• [Dataset records]:
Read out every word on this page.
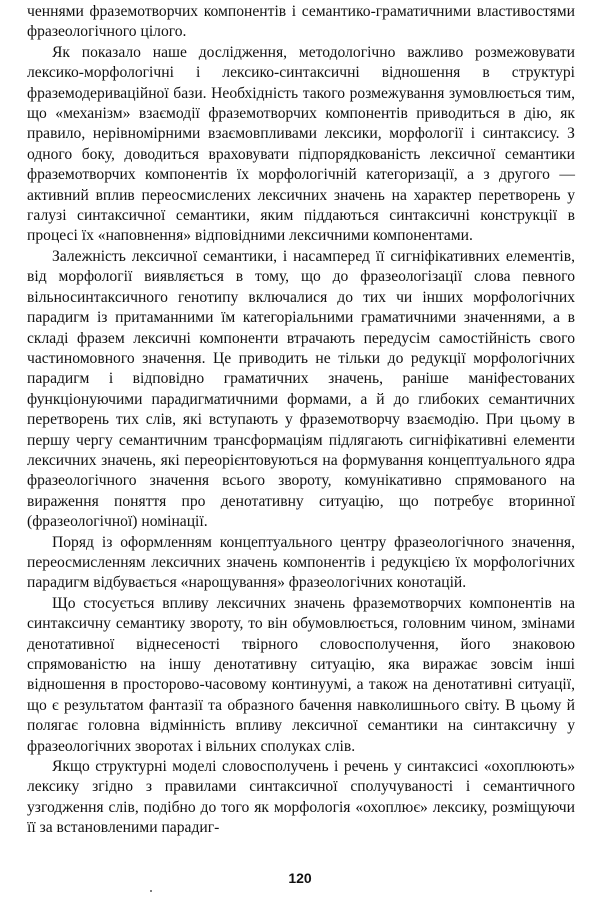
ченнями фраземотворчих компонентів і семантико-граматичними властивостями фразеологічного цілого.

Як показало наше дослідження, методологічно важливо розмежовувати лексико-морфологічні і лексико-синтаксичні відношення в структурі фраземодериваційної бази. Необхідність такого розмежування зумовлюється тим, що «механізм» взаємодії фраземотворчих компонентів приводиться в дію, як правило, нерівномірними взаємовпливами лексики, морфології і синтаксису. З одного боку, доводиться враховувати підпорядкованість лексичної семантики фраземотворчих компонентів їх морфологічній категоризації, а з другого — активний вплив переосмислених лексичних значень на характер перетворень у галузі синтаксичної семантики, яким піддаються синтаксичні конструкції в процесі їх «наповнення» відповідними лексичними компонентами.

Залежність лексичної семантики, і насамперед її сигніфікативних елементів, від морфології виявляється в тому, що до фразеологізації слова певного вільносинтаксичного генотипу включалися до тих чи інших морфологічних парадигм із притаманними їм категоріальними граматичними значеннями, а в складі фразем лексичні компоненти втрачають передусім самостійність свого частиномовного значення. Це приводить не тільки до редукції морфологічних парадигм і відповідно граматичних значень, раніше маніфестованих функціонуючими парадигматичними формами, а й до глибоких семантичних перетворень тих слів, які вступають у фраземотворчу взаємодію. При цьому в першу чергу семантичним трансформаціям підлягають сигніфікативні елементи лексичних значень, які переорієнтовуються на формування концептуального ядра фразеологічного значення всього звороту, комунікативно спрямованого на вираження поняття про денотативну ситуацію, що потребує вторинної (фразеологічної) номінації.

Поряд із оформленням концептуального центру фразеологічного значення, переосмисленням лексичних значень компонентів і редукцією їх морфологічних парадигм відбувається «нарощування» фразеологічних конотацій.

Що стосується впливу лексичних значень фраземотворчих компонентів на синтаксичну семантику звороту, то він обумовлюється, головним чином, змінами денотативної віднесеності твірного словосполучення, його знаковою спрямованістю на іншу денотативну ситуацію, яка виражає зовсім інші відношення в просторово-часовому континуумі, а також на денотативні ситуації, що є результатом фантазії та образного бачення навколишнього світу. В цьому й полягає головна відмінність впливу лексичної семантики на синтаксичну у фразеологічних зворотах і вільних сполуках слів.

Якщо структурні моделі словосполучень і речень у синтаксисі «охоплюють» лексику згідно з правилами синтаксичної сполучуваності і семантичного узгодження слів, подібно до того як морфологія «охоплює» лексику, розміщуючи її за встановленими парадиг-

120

• [Task instructions]: Write the entries above out again exactly, but not the pictures.

• [Answer for this exercise]:
Read out every word on this page.
ченнями фраземотворчих компонентів і семантико-граматичними властивостями фразеологічного цілого.

Як показало наше дослідження, методологічно важливо розмежовувати лексико-морфологічні і лексико-синтаксичні відношення в структурі фраземодериваційної бази. Необхідність такого розмежування зумовлюється тим, що «механізм» взаємодії фраземотворчих компонентів приводиться в дію, як правило, нерівномірними взаємовпливами лексики, морфології і синтаксису. З одного боку, доводиться враховувати підпорядкованість лексичної семантики фраземотворчих компонентів їх морфологічній категоризації, а з другого — активний вплив переосмислених лексичних значень на характер перетворень у галузі синтаксичної семантики, яким піддаються синтаксичні конструкції в процесі їх «наповнення» відповідними лексичними компонентами.

Залежність лексичної семантики, і насамперед її сигніфікативних елементів, від морфології виявляється в тому, що до фразеологізації слова певного вільносинтаксичного генотипу включалися до тих чи інших морфологічних парадигм із притаманними їм категоріальними граматичними значеннями, а в складі фразем лексичні компоненти втрачають передусім самостійність свого частиномовного значення. Це приводить не тільки до редукції морфологічних парадигм і відповідно граматичних значень, раніше маніфестованих функціонуючими парадигматичними формами, а й до глибоких семантичних перетворень тих слів, які вступають у фраземотворчу взаємодію. При цьому в першу чергу семантичним трансформаціям підлягають сигніфікативні елементи лексичних значень, які переорієнтовуються на формування концептуального ядра фразеологічного значення всього звороту, комунікативно спрямованого на вираження поняття про денотативну ситуацію, що потребує вторинної (фразеологічної) номінації.

Поряд із оформленням концептуального центру фразеологічного значення, переосмисленням лексичних значень компонентів і редукцією їх морфологічних парадигм відбувається «нарощування» фразеологічних конотацій.

Що стосується впливу лексичних значень фраземотворчих компонентів на синтаксичну семантику звороту, то він обумовлюється, головним чином, змінами денотативної віднесеності твірного словосполучення, його знаковою спрямованістю на іншу денотативну ситуацію, яка виражає зовсім інші відношення в просторово-часовому континуумі, а також на денотативні ситуації, що є результатом фантазії та образного бачення навколишнього світу. В цьому й полягає головна відмінність впливу лексичної семантики на синтаксичну у фразеологічних зворотах і вільних сполуках слів.

Якщо структурні моделі словосполучень і речень у синтаксисі «охоплюють» лексику згідно з правилами синтаксичної сполучуваності і семантичного узгодження слів, подібно до того як морфологія «охоплює» лексику, розміщуючи її за встановленими парадиг-

120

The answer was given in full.